**Collected data:**
-*-

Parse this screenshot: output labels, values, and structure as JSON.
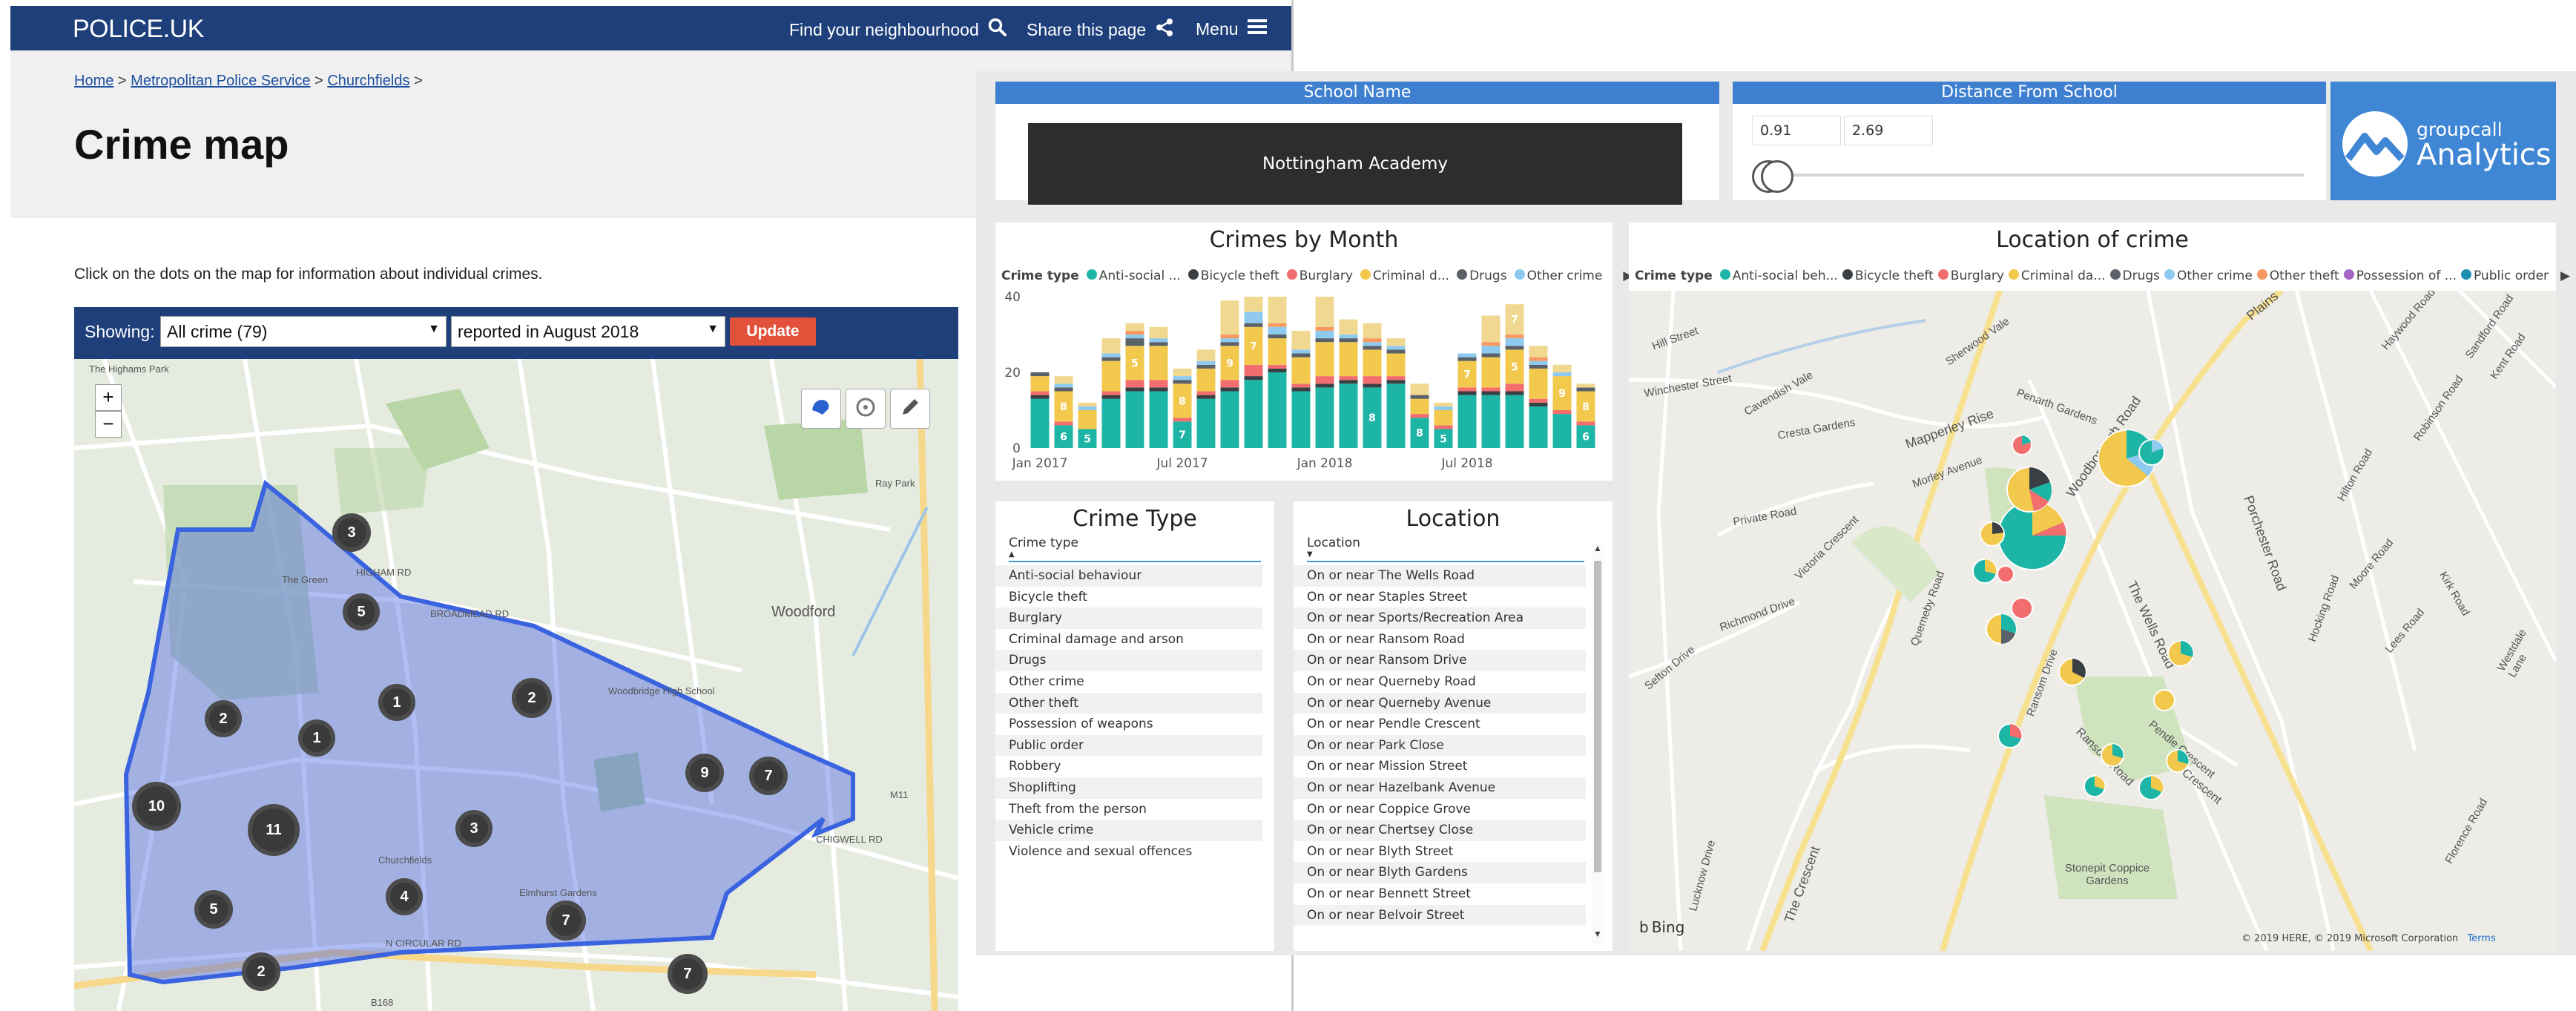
{
  "police": {
    "logo": "POLICE.UK",
    "nav": {
      "find_neighbourhood": "Find your neighbourhood",
      "share": "Share this page",
      "menu": "Menu"
    },
    "breadcrumb": [
      {
        "label": "Home"
      },
      {
        "label": "Metropolitan Police Service"
      },
      {
        "label": "Churchfields"
      }
    ],
    "breadcrumb_sep": ">",
    "title": "Crime map",
    "intro": "Click on the dots on the map for information about individual crimes.",
    "filter": {
      "showing_label": "Showing:",
      "crime_select": "All crime (79)",
      "period_select": "reported in August 2018",
      "update_button": "Update"
    },
    "map": {
      "zoom_in": "+",
      "zoom_out": "−",
      "tools": [
        "draw-area-icon",
        "locate-icon",
        "pencil-icon"
      ],
      "clusters": [
        3,
        5,
        2,
        1,
        1,
        2,
        10,
        11,
        3,
        9,
        7,
        4,
        7,
        5,
        2,
        7
      ],
      "place_labels": [
        "The Highams Park",
        "Ray Park",
        "Woodford",
        "The Green",
        "Woodbridge High School",
        "Churchfields",
        "Elmhurst Gardens",
        "N CIRCULAR RD",
        "BROADMEAD RD",
        "HIGHAM RD",
        "B168",
        "M11",
        "CHIGWELL RD"
      ]
    }
  },
  "dashboard": {
    "school_slicer": {
      "header": "School Name",
      "value": "Nottingham Academy"
    },
    "distance_slicer": {
      "header": "Distance From School",
      "min": "0.91",
      "max": "2.69"
    },
    "brand": {
      "line1": "groupcall",
      "line2": "Analytics"
    },
    "crimes_by_month": {
      "title": "Crimes by Month",
      "legend_title": "Crime type"
    },
    "location_of_crime": {
      "title": "Location of crime",
      "legend_title": "Crime type",
      "legend": [
        "Anti-social beh...",
        "Bicycle theft",
        "Burglary",
        "Criminal da...",
        "Drugs",
        "Other crime",
        "Other theft",
        "Possession of ...",
        "Public order"
      ],
      "bing": "Bing",
      "copyright": "© 2019 HERE, © 2019 Microsoft Corporation",
      "terms": "Terms",
      "streets": [
        "Hill Street",
        "Winchester Street",
        "Cavendish Vale",
        "Sherwood Vale",
        "Cresta Gardens",
        "Mapperley Rise",
        "Morley Avenue",
        "Penarth Gardens",
        "Private Road",
        "Victoria Crescent",
        "Richmond Drive",
        "Sefton Drive",
        "Querneby Road",
        "Woodborough Road",
        "The Wells Road",
        "Porchester Road",
        "Hilton Road",
        "Robinson Road",
        "Moore Road",
        "Hocking Road",
        "Kirk Road",
        "Lees Road",
        "Ransom Road",
        "Crescent",
        "Stonepit Coppice Gardens",
        "The Crescent",
        "Lucknow Drive",
        "Plains",
        "Westdale Lane",
        "Florence Road",
        "Kent Road",
        "Sandford Road",
        "Haywood Road",
        "Pendle Crescent",
        "Ransom Drive"
      ]
    },
    "crime_type_slicer": {
      "title": "Crime Type",
      "header": "Crime type",
      "items": [
        "Anti-social behaviour",
        "Bicycle theft",
        "Burglary",
        "Criminal damage and arson",
        "Drugs",
        "Other crime",
        "Other theft",
        "Possession of weapons",
        "Public order",
        "Robbery",
        "Shoplifting",
        "Theft from the person",
        "Vehicle crime",
        "Violence and sexual offences"
      ]
    },
    "location_slicer": {
      "title": "Location",
      "header": "Location",
      "items": [
        "On or near The Wells Road",
        "On or near Staples Street",
        "On or near Sports/Recreation Area",
        "On or near Ransom Road",
        "On or near Ransom Drive",
        "On or near Querneby Road",
        "On or near Querneby Avenue",
        "On or near Pendle Crescent",
        "On or near Park Close",
        "On or near Mission Street",
        "On or near Hazelbank Avenue",
        "On or near Coppice Grove",
        "On or near Chertsey Close",
        "On or near Blyth Street",
        "On or near Blyth Gardens",
        "On or near Bennett Street",
        "On or near Belvoir Street"
      ]
    }
  },
  "chart_data": {
    "type": "bar",
    "stacked": true,
    "title": "Crimes by Month",
    "legend_title": "Crime type",
    "x_axis_ticks": [
      "Jan 2017",
      "Jul 2017",
      "Jan 2018",
      "Jul 2018"
    ],
    "y_ticks": [
      0,
      20,
      40
    ],
    "ylim": [
      0,
      40
    ],
    "categories": [
      "Jan 2017",
      "Feb 2017",
      "Mar 2017",
      "Apr 2017",
      "May 2017",
      "Jun 2017",
      "Jul 2017",
      "Aug 2017",
      "Sep 2017",
      "Oct 2017",
      "Nov 2017",
      "Dec 2017",
      "Jan 2018",
      "Feb 2018",
      "Mar 2018",
      "Apr 2018",
      "May 2018",
      "Jun 2018",
      "Jul 2018",
      "Aug 2018",
      "Sep 2018",
      "Oct 2018",
      "Nov 2018",
      "Dec 2018"
    ],
    "series": [
      {
        "name": "Anti-social ...",
        "color": "#1cb5a6",
        "values": [
          13,
          6,
          5,
          13,
          15,
          15,
          7,
          13,
          15,
          18,
          20,
          15,
          16,
          17,
          16,
          17,
          8,
          5,
          14,
          14,
          14,
          11,
          9,
          6
        ]
      },
      {
        "name": "Bicycle theft",
        "color": "#3a3f44",
        "values": [
          1,
          0,
          0,
          1,
          1,
          1,
          0,
          1,
          1,
          1,
          1,
          1,
          1,
          1,
          1,
          1,
          0,
          0,
          1,
          1,
          1,
          1,
          0,
          0
        ]
      },
      {
        "name": "Burglary",
        "color": "#f26e6e",
        "values": [
          1,
          1,
          0,
          1,
          2,
          2,
          1,
          1,
          2,
          3,
          1,
          1,
          2,
          1,
          2,
          1,
          1,
          1,
          1,
          1,
          2,
          1,
          1,
          1
        ]
      },
      {
        "name": "Criminal d...",
        "color": "#f2c94c",
        "values": [
          4,
          8,
          5,
          8,
          9,
          9,
          9,
          6,
          9,
          10,
          7,
          7,
          9,
          9,
          7,
          6,
          4,
          4,
          7,
          8,
          9,
          8,
          9,
          8
        ]
      },
      {
        "name": "Drugs",
        "color": "#5b6168",
        "values": [
          1,
          1,
          0,
          1,
          2,
          1,
          1,
          1,
          1,
          1,
          1,
          1,
          1,
          1,
          1,
          1,
          1,
          0,
          1,
          1,
          1,
          1,
          0,
          1
        ]
      },
      {
        "name": "Other crime",
        "color": "#8ecaf0",
        "values": [
          0,
          1,
          1,
          1,
          1,
          1,
          1,
          1,
          1,
          3,
          2,
          1,
          2,
          1,
          1,
          1,
          0,
          1,
          1,
          2,
          2,
          1,
          1,
          0
        ]
      },
      {
        "name": "Other theft",
        "color": "#f79a62",
        "values": [
          0,
          0,
          0,
          0,
          1,
          0,
          0,
          0,
          1,
          0,
          1,
          0,
          1,
          0,
          1,
          0,
          0,
          0,
          0,
          1,
          1,
          1,
          0,
          0
        ]
      },
      {
        "name": "Public order",
        "color": "#f0d890",
        "values": [
          0,
          2,
          1,
          4,
          2,
          3,
          2,
          3,
          9,
          4,
          7,
          5,
          8,
          4,
          4,
          2,
          3,
          1,
          0,
          7,
          8,
          3,
          2,
          1
        ]
      }
    ],
    "data_labels": [
      {
        "category": "Feb 2017",
        "series": "Anti-social ...",
        "text": "6"
      },
      {
        "category": "Feb 2017",
        "series": "Criminal d...",
        "text": "8"
      },
      {
        "category": "Mar 2017",
        "series": "Anti-social ...",
        "text": "5"
      },
      {
        "category": "May 2017",
        "series": "Criminal d...",
        "text": "5"
      },
      {
        "category": "Jul 2017",
        "series": "Anti-social ...",
        "text": "7"
      },
      {
        "category": "Jul 2017",
        "series": "Criminal d...",
        "text": "8"
      },
      {
        "category": "Sep 2017",
        "series": "Criminal d...",
        "text": "9"
      },
      {
        "category": "Oct 2017",
        "series": "Criminal d...",
        "text": "7"
      },
      {
        "category": "Mar 2018",
        "series": "Anti-social ...",
        "text": "8"
      },
      {
        "category": "May 2018",
        "series": "Anti-social ...",
        "text": "8"
      },
      {
        "category": "Jun 2018",
        "series": "Anti-social ...",
        "text": "5"
      },
      {
        "category": "Jul 2018",
        "series": "Criminal d...",
        "text": "7"
      },
      {
        "category": "Sep 2018",
        "series": "Public order",
        "text": "7"
      },
      {
        "category": "Sep 2018",
        "series": "Criminal d...",
        "text": "5"
      },
      {
        "category": "Nov 2018",
        "series": "Criminal d...",
        "text": "9"
      },
      {
        "category": "Dec 2018",
        "series": "Anti-social ...",
        "text": "6"
      },
      {
        "category": "Dec 2018",
        "series": "Criminal d...",
        "text": "8"
      }
    ]
  }
}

-*-

Where a line contains "Coppice", copy that line.

**RESPONSE TO THE TASK:**
        "Stonepit Coppice Gardens",
        "On or near Coppice Grove",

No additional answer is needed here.